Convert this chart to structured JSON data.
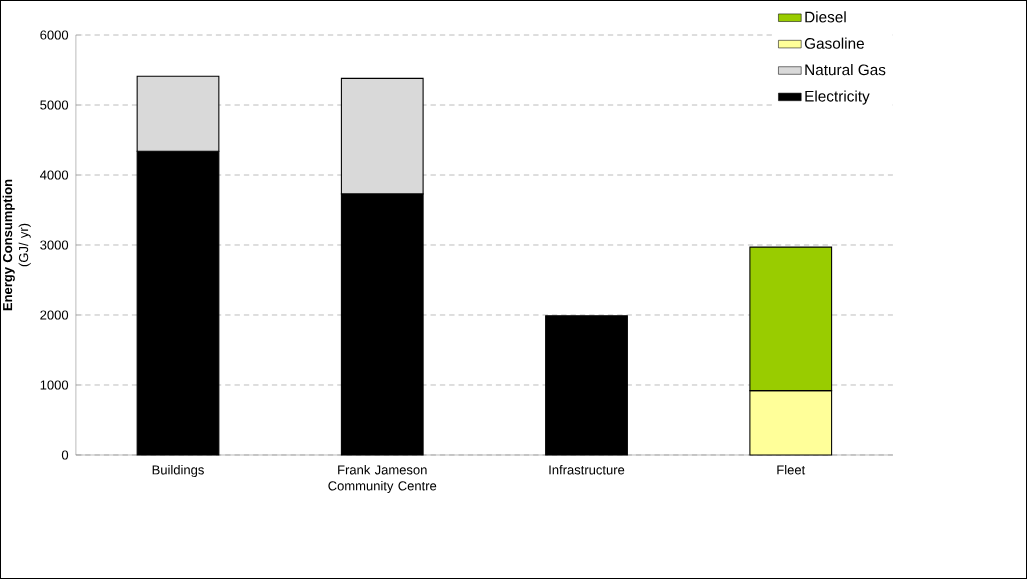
{
  "chart_data": {
    "type": "bar",
    "stacked": true,
    "ylabel": "**Energy Consumption** (GJ/ yr)",
    "categories": [
      "Buildings",
      "Frank Jameson Community Centre",
      "Infrastructure",
      "Fleet"
    ],
    "series": [
      {
        "name": "Electricity",
        "color": "#000000",
        "values": [
          4340,
          3730,
          1990,
          null
        ]
      },
      {
        "name": "Natural Gas",
        "color": "#d9d9d9",
        "values": [
          1070,
          1650,
          null,
          null
        ]
      },
      {
        "name": "Gasoline",
        "color": "#ffff99",
        "values": [
          null,
          null,
          null,
          920
        ]
      },
      {
        "name": "Diesel",
        "color": "#99cc00",
        "values": [
          null,
          null,
          null,
          2050
        ]
      }
    ],
    "ylim": [
      0,
      6000
    ],
    "yticks": [
      0,
      1000,
      2000,
      3000,
      4000,
      5000,
      6000
    ],
    "grid": "y",
    "legend": "top right"
  }
}
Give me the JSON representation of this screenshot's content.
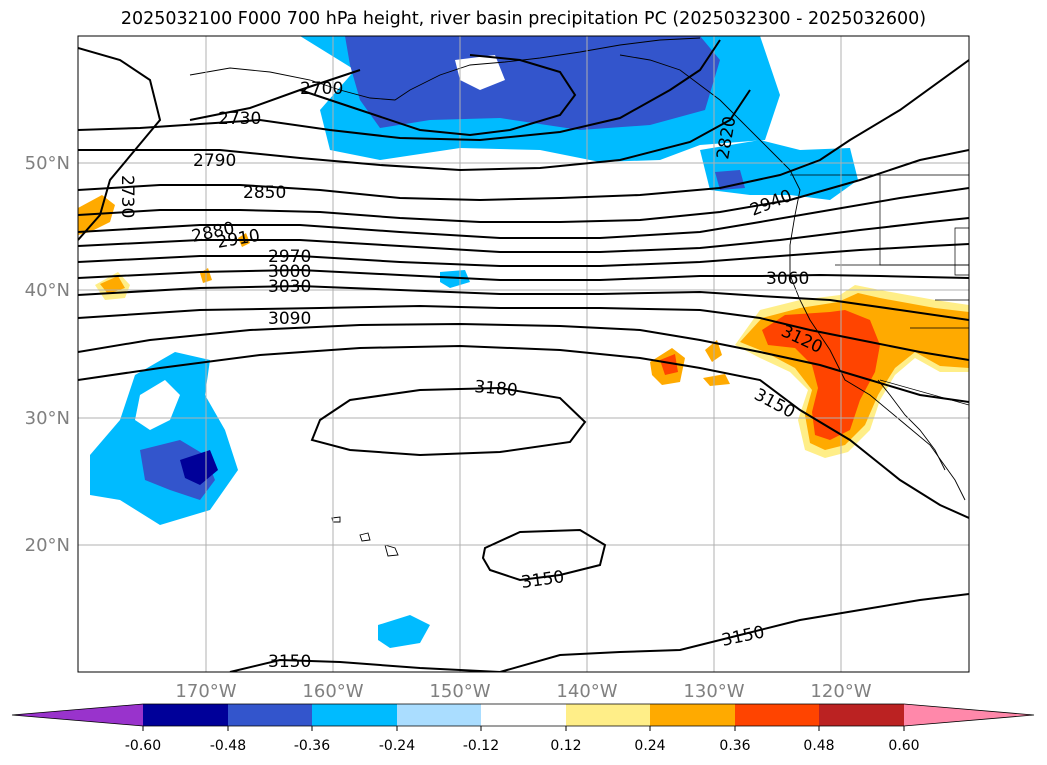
{
  "title": "2025032100 F000 700 hPa height, river basin precipitation PC (2025032300 - 2025032600)",
  "lat_labels": [
    "50°N",
    "40°N",
    "30°N",
    "20°N"
  ],
  "lon_labels": [
    "170°W",
    "160°W",
    "150°W",
    "140°W",
    "130°W",
    "120°W"
  ],
  "contour_labels": [
    "2700",
    "2730",
    "2730",
    "2790",
    "2850",
    "2880",
    "2910",
    "2940",
    "2970",
    "3000",
    "3030",
    "3060",
    "3090",
    "3120",
    "3150",
    "3150",
    "3150",
    "3150",
    "3180",
    "2820"
  ],
  "colorbar": {
    "ticks": [
      "-0.60",
      "-0.48",
      "-0.36",
      "-0.24",
      "-0.12",
      "0.12",
      "0.24",
      "0.36",
      "0.48",
      "0.60"
    ],
    "colors": [
      "#9933cc",
      "#000099",
      "#3355cc",
      "#00bbff",
      "#aaddff",
      "#ffffff",
      "#ffee88",
      "#ffaa00",
      "#ff4400",
      "#bb2222",
      "#ff88aa"
    ]
  },
  "colors": {
    "grid": "#b0b0b0",
    "axis_label": "#808080",
    "contour": "#000000"
  }
}
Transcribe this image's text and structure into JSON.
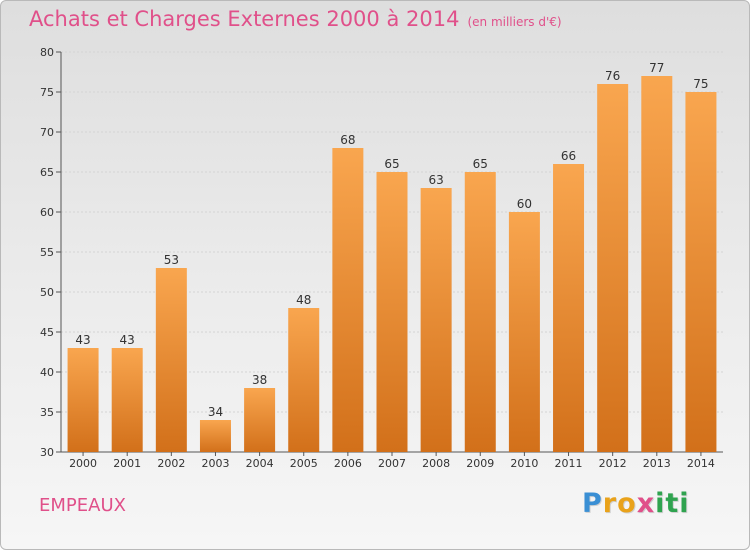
{
  "title": "Achats et Charges Externes 2000 à 2014",
  "subtitle": "(en milliers d'€)",
  "commune": "EMPEAUX",
  "logo": {
    "letters": [
      "P",
      "r",
      "o",
      "x",
      "i",
      "t",
      "i"
    ],
    "colors": [
      "#3a8fd4",
      "#e9a21a",
      "#e9a21a",
      "#e0508a",
      "#2fa34f",
      "#2fa34f",
      "#2fa34f"
    ]
  },
  "colors": {
    "bar_top": "#f9a64f",
    "bar_bottom": "#d2701a",
    "title": "#e0508a"
  },
  "chart_data": {
    "type": "bar",
    "categories": [
      "2000",
      "2001",
      "2002",
      "2003",
      "2004",
      "2005",
      "2006",
      "2007",
      "2008",
      "2009",
      "2010",
      "2011",
      "2012",
      "2013",
      "2014"
    ],
    "values": [
      43,
      43,
      53,
      34,
      38,
      48,
      68,
      65,
      63,
      65,
      60,
      66,
      76,
      77,
      75
    ],
    "ylim": [
      30,
      80
    ],
    "yticks": [
      30,
      35,
      40,
      45,
      50,
      55,
      60,
      65,
      70,
      75,
      80
    ],
    "grid": true,
    "xlabel": "",
    "ylabel": ""
  }
}
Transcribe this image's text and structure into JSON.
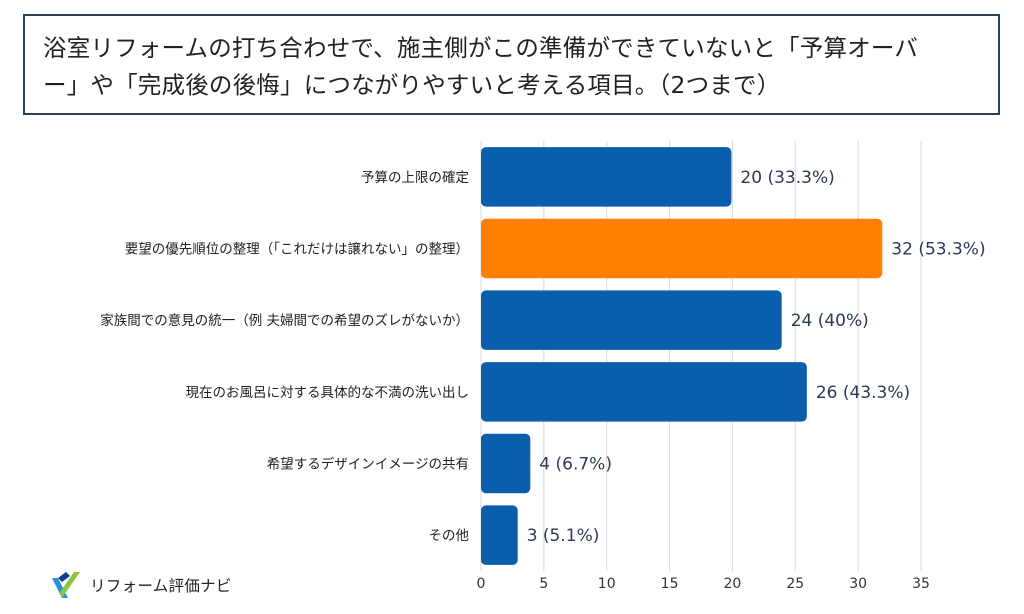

[TASK TO COMPLETE]: Copy every line that includes the string "JSON" from the material above.

[EXERCISE ANSWER]:
Convert this chart to structured JSON data.
Give me the JSON representation of this screenshot's content.
Transcribe this image's text and structure into JSON.
Transcribe this image's text and structure into JSON.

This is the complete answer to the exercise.